◆ **Your task**
Reproduce the records below exactly, leaving out any pictures.

◆ **Data extract**
◇ ◇ ◇
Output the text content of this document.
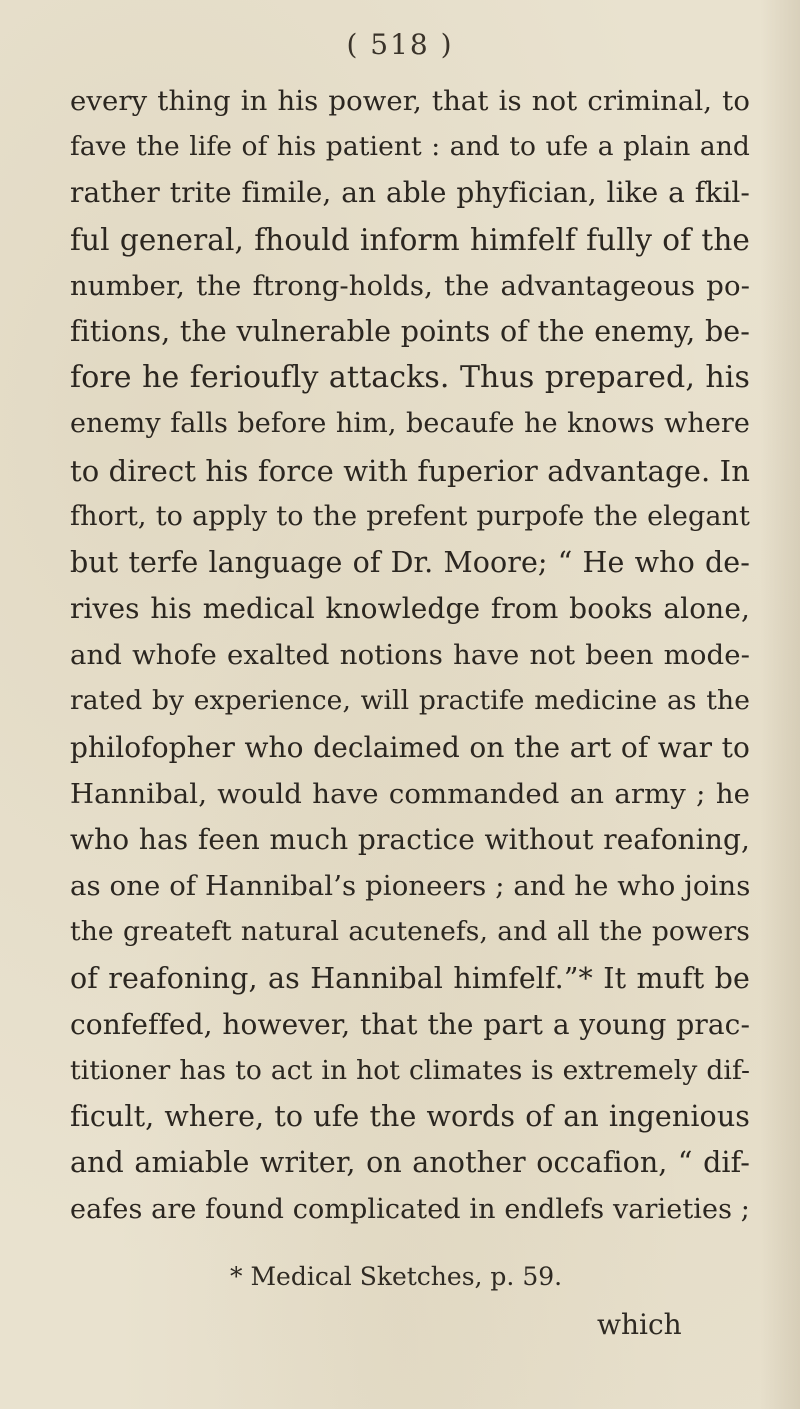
( 518 )
every thing in his power, that is not criminal, to
fave the life of his patient : and to ufe a plain and
rather trite fimile, an able phyfician, like a fkil-
ful general, fhould inform himfelf fully of the
number, the ftrong-holds, the advantageous po-
fitions, the vulnerable points of the enemy, be-
fore he ferioufly attacks. Thus prepared, his
enemy falls before him, becaufe he knows where
to direct his force with fuperior advantage. In
fhort, to apply to the prefent purpofe the elegant
but terfe language of Dr. Moore; “ He who de-
rives his medical knowledge from books alone,
and whofe exalted notions have not been mode-
rated by experience, will practife medicine as the
philofopher who declaimed on the art of war to
Hannibal, would have commanded an army ; he
who has feen much practice without reafoning,
as one of Hannibal’s pioneers ; and he who joins
the greateft natural acutenefs, and all the powers
of reafoning, as Hannibal himfelf.”* It muft be
confeffed, however, that the part a young prac-
titioner has to act in hot climates is extremely dif-
ficult, where, to ufe the words of an ingenious
and amiable writer, on another occafion, “ dif-
eafes are found complicated in endlefs varieties ;
* Medical Sketches, p. 59.
which
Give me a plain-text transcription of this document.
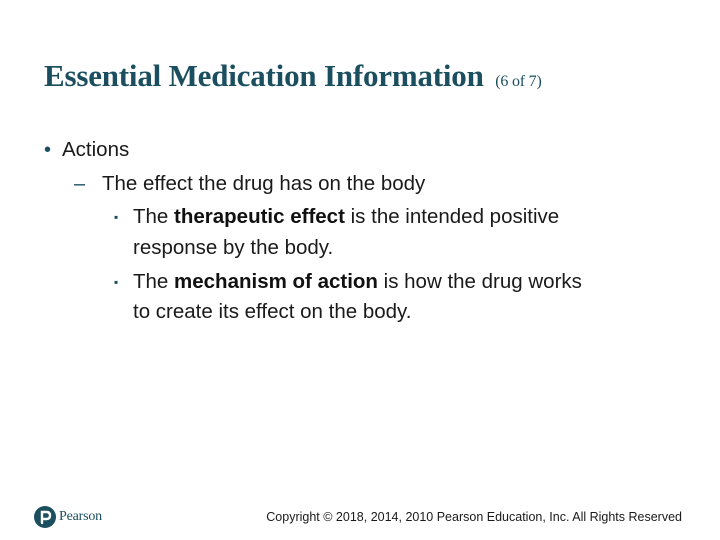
Essential Medication Information (6 of 7)
• Actions
– The effect the drug has on the body
▪ The therapeutic effect is the intended positive
response by the body.
▪ The mechanism of action is how the drug works
to create its effect on the body.
Pearson	Copyright © 2018, 2014, 2010 Pearson Education, Inc. All Rights Reserved
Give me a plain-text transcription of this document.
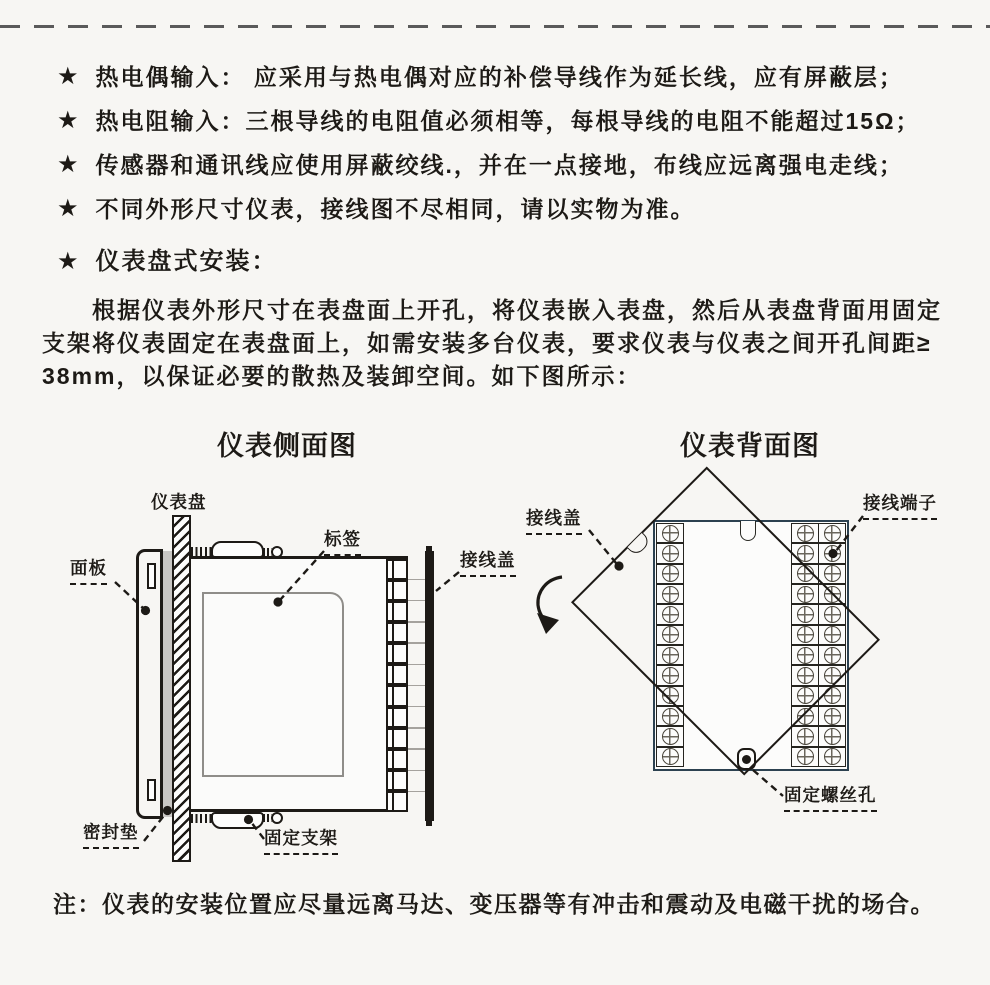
★ 热电偶输入： 应采用与热电偶对应的补偿导线作为延长线，应有屏蔽层；
★ 热电阻输入：三根导线的电阻值必须相等，每根导线的电阻不能超过15Ω；
★ 传感器和通讯线应使用屏蔽绞线.，并在一点接地，布线应远离强电走线；
★ 不同外形尺寸仪表，接线图不尽相同，请以实物为准。
★ 仪表盘式安装：
根据仪表外形尺寸在表盘面上开孔，将仪表嵌入表盘，然后从表盘背面用固定
支架将仪表固定在表盘面上，如需安装多台仪表，要求仪表与仪表之间开孔间距≥
38mm，以保证必要的散热及装卸空间。如下图所示：
仪表侧面图
仪表盘
面板
标签
接线盖
密封垫	固定支架
仪表背面图
接线盖
接线端子
固定螺丝孔
注：仪表的安装位置应尽量远离马达、变压器等有冲击和震动及电磁干扰的场合。
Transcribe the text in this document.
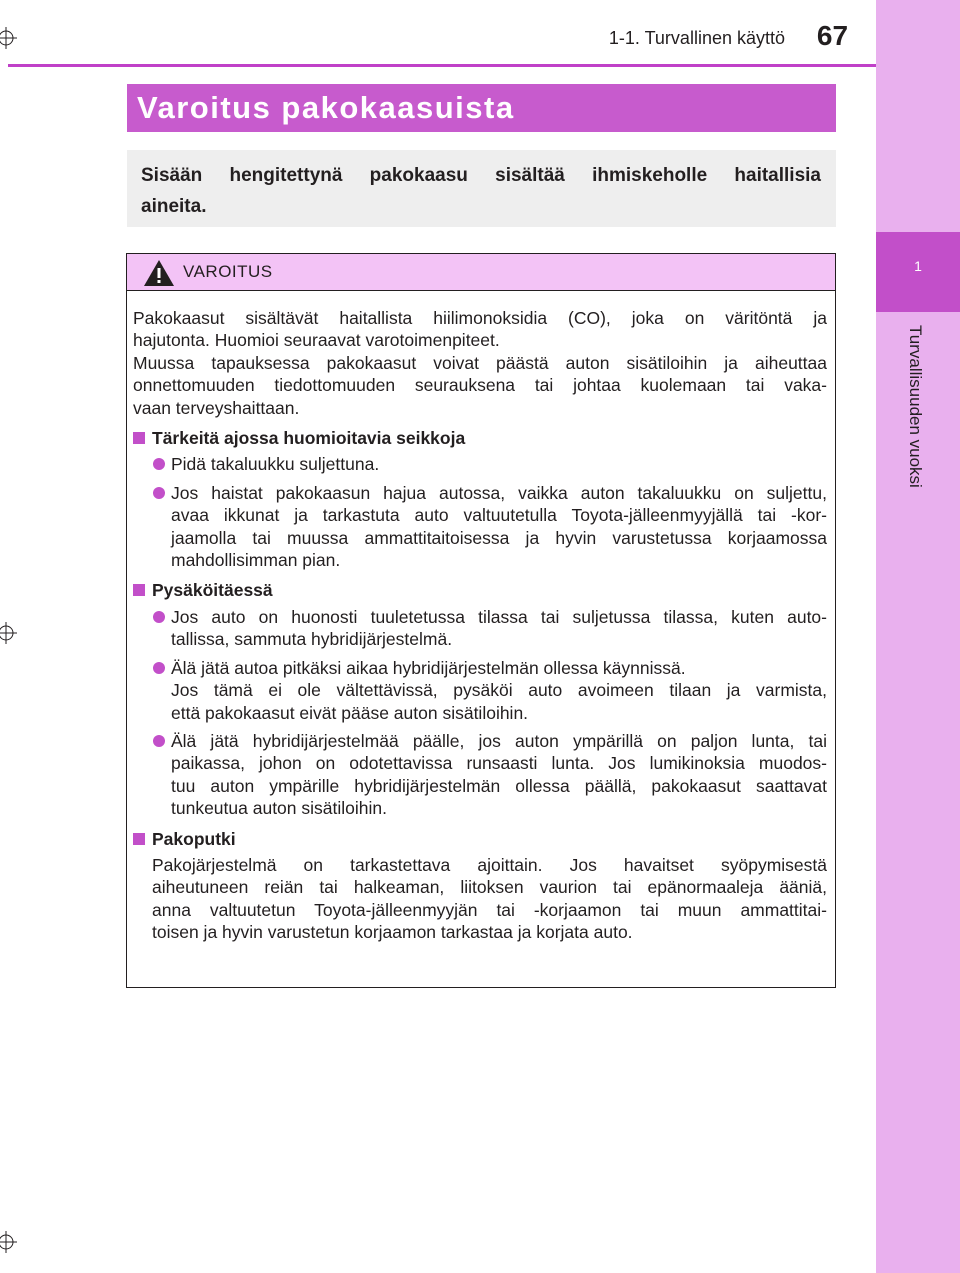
1
Turvallisuuden vuoksi
1-1. Turvallinen käyttö	67
Varoitus pakokaasuista
Sisään hengitettynä pakokaasu sisältää ihmiskeholle haitallisia
aineita.
VAROITUS

Pakokaasut sisältävät haitallista hiilimonoksidia (CO), joka on väritöntä ja
hajutonta. Huomioi seuraavat varotoimenpiteet.
Muussa tapauksessa pakokaasut voivat päästä auton sisätiloihin ja aiheuttaa
onnettomuuden tiedottomuuden seurauksena tai johtaa kuolemaan tai vaka-
vaan terveyshaittaan.

Tärkeitä ajossa huomioitavia seikkoja

Pidä takaluukku suljettuna.

Jos haistat pakokaasun hajua autossa, vaikka auton takaluukku on suljettu,
avaa ikkunat ja tarkastuta auto valtuutetulla Toyota-jälleenmyyjällä tai -kor-
jaamolla tai muussa ammattitaitoisessa ja hyvin varustetussa korjaamossa
mahdollisimman pian.

Pysäköitäessä

Jos auto on huonosti tuuletetussa tilassa tai suljetussa tilassa, kuten auto-
tallissa, sammuta hybridijärjestelmä.

Älä jätä autoa pitkäksi aikaa hybridijärjestelmän ollessa käynnissä.
Jos tämä ei ole vältettävissä, pysäköi auto avoimeen tilaan ja varmista,
että pakokaasut eivät pääse auton sisätiloihin.

Älä jätä hybridijärjestelmää päälle, jos auton ympärillä on paljon lunta, tai
paikassa, johon on odotettavissa runsaasti lunta. Jos lumikinoksia muodos-
tuu auton ympärille hybridijärjestelmän ollessa päällä, pakokaasut saattavat
tunkeutua auton sisätiloihin.

Pakoputki

Pakojärjestelmä on tarkastettava ajoittain. Jos havaitset syöpymisestä
aiheutuneen reiän tai halkeaman, liitoksen vaurion tai epänormaaleja ääniä,
anna valtuutetun Toyota-jälleenmyyjän tai -korjaamon tai muun ammattitai-
toisen ja hyvin varustetun korjaamon tarkastaa ja korjata auto.
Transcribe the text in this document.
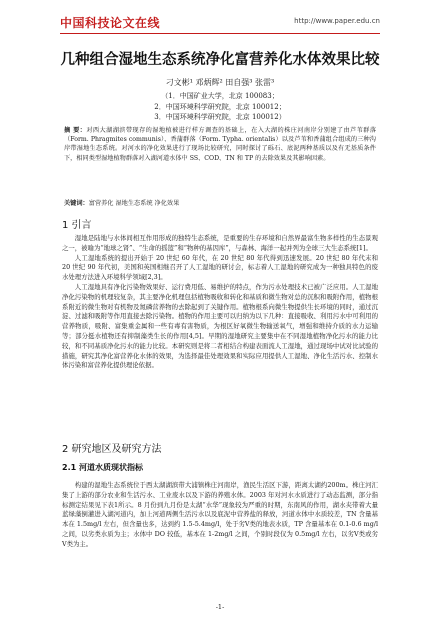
中国科技论文在线	http://www.paper.edu.cn
几种组合湿地生态系统净化富营养化水体效果比较
刁文彬¹ 邓炳辉² 田自强³ 张雷³
（1．中国矿业大学，北京 100083；
2．中国环境科学研究院，北京 100012；
3．中国环境科学研究院，北京 100012）
摘 要：对西大湖湖滨带现存的湿地植被进行样方调查的基础上，在入大湖的株庄河南岸分别建了由芦苇群落（Form. Phragmites communis）、香蒲群落（Form. Typha. orientalis）以及芦苇和香蒲组合组成的三种沟岸带湿地生态系统。对河水的净化效果进行了现场比较研究，同时探讨了砾石、底泥两种基质以及有无基质条件下，相同类型湿地植物群落对入湖河道水体中 SS、COD、TN 和 TP 的去除效果及其影响因素。
关键词：富营养化 湿地生态系统 净化效果
1 引言

湿地是陆地与水体间相互作用形成的独特生态系统，是重要的生存环境和自然界最富生物多样性的生态景观之一，被喻为“地球之肾”、“生命的摇篮”和“物种的基因库”，与森林、海洋一起并列为全球三大生态系统[1]。

人工湿地系统的提出开始于 20 世纪 60 年代，在 20 世纪 80 年代得到迅速发展。20 世纪 80 年代末和 20 世纪 90 年代初，美国和英国相继召开了人工湿地的研讨会，标志着人工湿地的研究成为一种独具特色的废水处理方法进入环境科学领域[2,3]。

人工湿地具有净化污染物效果好、运行费用低、易维护的特点，作为污水处理技术已被广泛应用。人工湿地净化污染物的机理较复杂，其主要净化机理包括植物吸收和转化和基质和微生物对总的沉积和吸附作用，植物根系附近的微生物对有机物及氮磷营养物的去除起到了关键作用。植物根系向微生物提供生长环境的同时，通过沉淀、过滤和吸附等作用直接去除污染物。植物的作用主要可以归纳为以下几种：直接吸收、利用污水中可利用的营养物质，吸附、富集重金属和一些有毒有害物质，为根区好氧微生物输送氧气，增强和维持介质的水力运输等；部分挺水植物还有抑制藻类生长的作用[4,5]。早期的湿地研究主要集中在不同湿地植物净化污水的能力比较，和不同基质净化污水的能力比较。本研究则是将二者相结合构建表面流人工湿地，通过现场中试对比试验的措施，研究其净化富营养化水体的效果，为选择最佳处理效果和实际应用提供人工湿地、净化生活污水、控制水体污染和富营养化提供理论依据。

2 研究地区及研究方法
2.1 河道水质现状指标

构建的湿地生态系统位于西太湖湖滨带大浦镇株庄河南岸，渔民生活区下游，距离太湖约200m。株庄河汇集了上游的部分农业和生活污水、工业废水以及下游的养殖水体。2003 年对河水水质进行了动态监测，部分指标测定结果见下表1所示。8 月份到九月份是太湖“水华”现象较为严重的时期，东南风的作用，湖水夹带着大量蓝绿藻倒灌进入湖河道内，加上河道两侧生活污水以及底泥中营养盐的释放，河道水体中水质较差，TN 含量基本在 1.5mg/l 左右，但含量也多，达到约 1.5-5.4mg/l，处于劣V类的地表水质，TP 含量基本在 0.1-0.6 mg/l 之间，以劣类水质为主；水体中 DO 较低，基本在 1-2mg/l 之间，个别时段仅为 0.5mg/l 左右，以劣V类或劣V类为主。

-1-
◇ ◇ ◇
◆ **Full answer**
Output the text content of this document.
( 518 )
every thing in his power, that is not criminal, to
fave the life of his patient : and to ufe a plain and
rather trite fimile, an able phyfician, like a fkil-
ful general, fhould inform himfelf fully of the
number, the ftrong-holds, the advantageous po-
fitions, the vulnerable points of the enemy, be-
fore he ferioufly attacks. Thus prepared, his
enemy falls before him, becaufe he knows where
to direct his force with fuperior advantage. In
fhort, to apply to the prefent purpofe the elegant
but terfe language of Dr. Moore; “ He who de-
rives his medical knowledge from books alone,
and whofe exalted notions have not been mode-
rated by experience, will practife medicine as the
philofopher who declaimed on the art of war to
Hannibal, would have commanded an army ; he
who has feen much practice without reafoning,
as one of Hannibal’s pioneers ; and he who joins
the greateft natural acutenefs, and all the powers
of reafoning, as Hannibal himfelf.”* It muft be
confeffed, however, that the part a young prac-
titioner has to act in hot climates is extremely dif-
ficult, where, to ufe the words of an ingenious
and amiable writer, on another occafion, “ dif-
eafes are found complicated in endlefs varieties ;
* Medical Sketches, p. 59.
which
Give me a plain-text transcription of this document.
Essential Medication Information (6 of 7)
• Actions
– The effect the drug has on the body
▪ The therapeutic effect is the intended positive
response by the body.
▪ The mechanism of action is how the drug works
to create its effect on the body.
Pearson	Copyright © 2018, 2014, 2010 Pearson Education, Inc. All Rights Reserved
Give me a plain-text transcription of this document.
★ 热电偶输入： 应采用与热电偶对应的补偿导线作为延长线，应有屏蔽层；
★ 热电阻输入：三根导线的电阻值必须相等，每根导线的电阻不能超过15Ω；
★ 传感器和通讯线应使用屏蔽绞线.，并在一点接地，布线应远离强电走线；
★ 不同外形尺寸仪表，接线图不尽相同，请以实物为准。
★ 仪表盘式安装：
根据仪表外形尺寸在表盘面上开孔，将仪表嵌入表盘，然后从表盘背面用固定
支架将仪表固定在表盘面上，如需安装多台仪表，要求仪表与仪表之间开孔间距≥
38mm，以保证必要的散热及装卸空间。如下图所示：
仪表侧面图
仪表盘
面板
标签
接线盖
密封垫	固定支架
仪表背面图
接线盖
接线端子
固定螺丝孔
注：仪表的安装位置应尽量远离马达、变压器等有冲击和震动及电磁干扰的场合。
Transcribe the text in this document.
1
Turvallisuuden vuoksi
1-1. Turvallinen käyttö	67
Varoitus pakokaasuista
Sisään hengitettynä pakokaasu sisältää ihmiskeholle haitallisia
aineita.
VAROITUS

Pakokaasut sisältävät haitallista hiilimonoksidia (CO), joka on väritöntä ja
hajutonta. Huomioi seuraavat varotoimenpiteet.
Muussa tapauksessa pakokaasut voivat päästä auton sisätiloihin ja aiheuttaa
onnettomuuden tiedottomuuden seurauksena tai johtaa kuolemaan tai vaka-
vaan terveyshaittaan.

Tärkeitä ajossa huomioitavia seikkoja

Pidä takaluukku suljettuna.

Jos haistat pakokaasun hajua autossa, vaikka auton takaluukku on suljettu,
avaa ikkunat ja tarkastuta auto valtuutetulla Toyota-jälleenmyyjällä tai -kor-
jaamolla tai muussa ammattitaitoisessa ja hyvin varustetussa korjaamossa
mahdollisimman pian.

Pysäköitäessä

Jos auto on huonosti tuuletetussa tilassa tai suljetussa tilassa, kuten auto-
tallissa, sammuta hybridijärjestelmä.

Älä jätä autoa pitkäksi aikaa hybridijärjestelmän ollessa käynnissä.
Jos tämä ei ole vältettävissä, pysäköi auto avoimeen tilaan ja varmista,
että pakokaasut eivät pääse auton sisätiloihin.

Älä jätä hybridijärjestelmää päälle, jos auton ympärillä on paljon lunta, tai
paikassa, johon on odotettavissa runsaasti lunta. Jos lumikinoksia muodos-
tuu auton ympärille hybridijärjestelmän ollessa päällä, pakokaasut saattavat
tunkeutua auton sisätiloihin.

Pakoputki

Pakojärjestelmä on tarkastettava ajoittain. Jos havaitset syöpymisestä
aiheutuneen reiän tai halkeaman, liitoksen vaurion tai epänormaaleja ääniä,
anna valtuutetun Toyota-jälleenmyyjän tai -korjaamon tai muun ammattitai-
toisen ja hyvin varustetun korjaamon tarkastaa ja korjata auto.
Transcribe the text in this document.
中国科技论文在线	http://www.paper.edu.cn
几种组合湿地生态系统净化富营养化水体效果比较
刁文彬¹ 邓炳辉² 田自强³ 张雷³
（1．中国矿业大学，北京 100083；
2．中国环境科学研究院，北京 100012；
3．中国环境科学研究院，北京 100012）
摘 要：对西大湖湖滨带现存的湿地植被进行样方调查的基础上，在入大湖的株庄河南岸分别建了由芦苇群落（Form. Phragmites communis）、香蒲群落（Form. Typha. orientalis）以及芦苇和香蒲组合组成的三种沟岸带湿地生态系统。对河水的净化效果进行了现场比较研究，同时探讨了砾石、底泥两种基质以及有无基质条件下，相同类型湿地植物群落对入湖河道水体中 SS、COD、TN 和 TP 的去除效果及其影响因素。
关键词：富营养化 湿地生态系统 净化效果
1 引言

湿地是陆地与水体间相互作用形成的独特生态系统，是重要的生存环境和自然界最富生物多样性的生态景观之一，被喻为“地球之肾”、“生命的摇篮”和“物种的基因库”，与森林、海洋一起并列为全球三大生态系统[1]。

人工湿地系统的提出开始于 20 世纪 60 年代，在 20 世纪 80 年代得到迅速发展。20 世纪 80 年代末和 20 世纪 90 年代初，美国和英国相继召开了人工湿地的研讨会，标志着人工湿地的研究成为一种独具特色的废水处理方法进入环境科学领域[2,3]。

人工湿地具有净化污染物效果好、运行费用低、易维护的特点，作为污水处理技术已被广泛应用。人工湿地净化污染物的机理较复杂，其主要净化机理包括植物吸收和转化和基质和微生物对总的沉积和吸附作用，植物根系附近的微生物对有机物及氮磷营养物的去除起到了关键作用。植物根系向微生物提供生长环境的同时，通过沉淀、过滤和吸附等作用直接去除污染物。植物的作用主要可以归纳为以下几种：直接吸收、利用污水中可利用的营养物质，吸附、富集重金属和一些有毒有害物质，为根区好氧微生物输送氧气，增强和维持介质的水力运输等；部分挺水植物还有抑制藻类生长的作用[4,5]。早期的湿地研究主要集中在不同湿地植物净化污水的能力比较，和不同基质净化污水的能力比较。本研究则是将二者相结合构建表面流人工湿地，通过现场中试对比试验的措施，研究其净化富营养化水体的效果，为选择最佳处理效果和实际应用提供人工湿地、净化生活污水、控制水体污染和富营养化提供理论依据。

2 研究地区及研究方法
2.1 河道水质现状指标

构建的湿地生态系统位于西太湖湖滨带大浦镇株庄河南岸，渔民生活区下游，距离太湖约200m。株庄河汇集了上游的部分农业和生活污水、工业废水以及下游的养殖水体。2003 年对河水水质进行了动态监测，部分指标测定结果见下表1所示。8 月份到九月份是太湖“水华”现象较为严重的时期，东南风的作用，湖水夹带着大量蓝绿藻倒灌进入湖河道内，加上河道两侧生活污水以及底泥中营养盐的释放，河道水体中水质较差，TN 含量基本在 1.5mg/l 左右，但含量也多，达到约 1.5-5.4mg/l，处于劣V类的地表水质，TP 含量基本在 0.1-0.6 mg/l 之间，以劣类水质为主；水体中 DO 较低，基本在 1-2mg/l 之间，个别时段仅为 0.5mg/l 左右，以劣V类或劣V类为主。

-1-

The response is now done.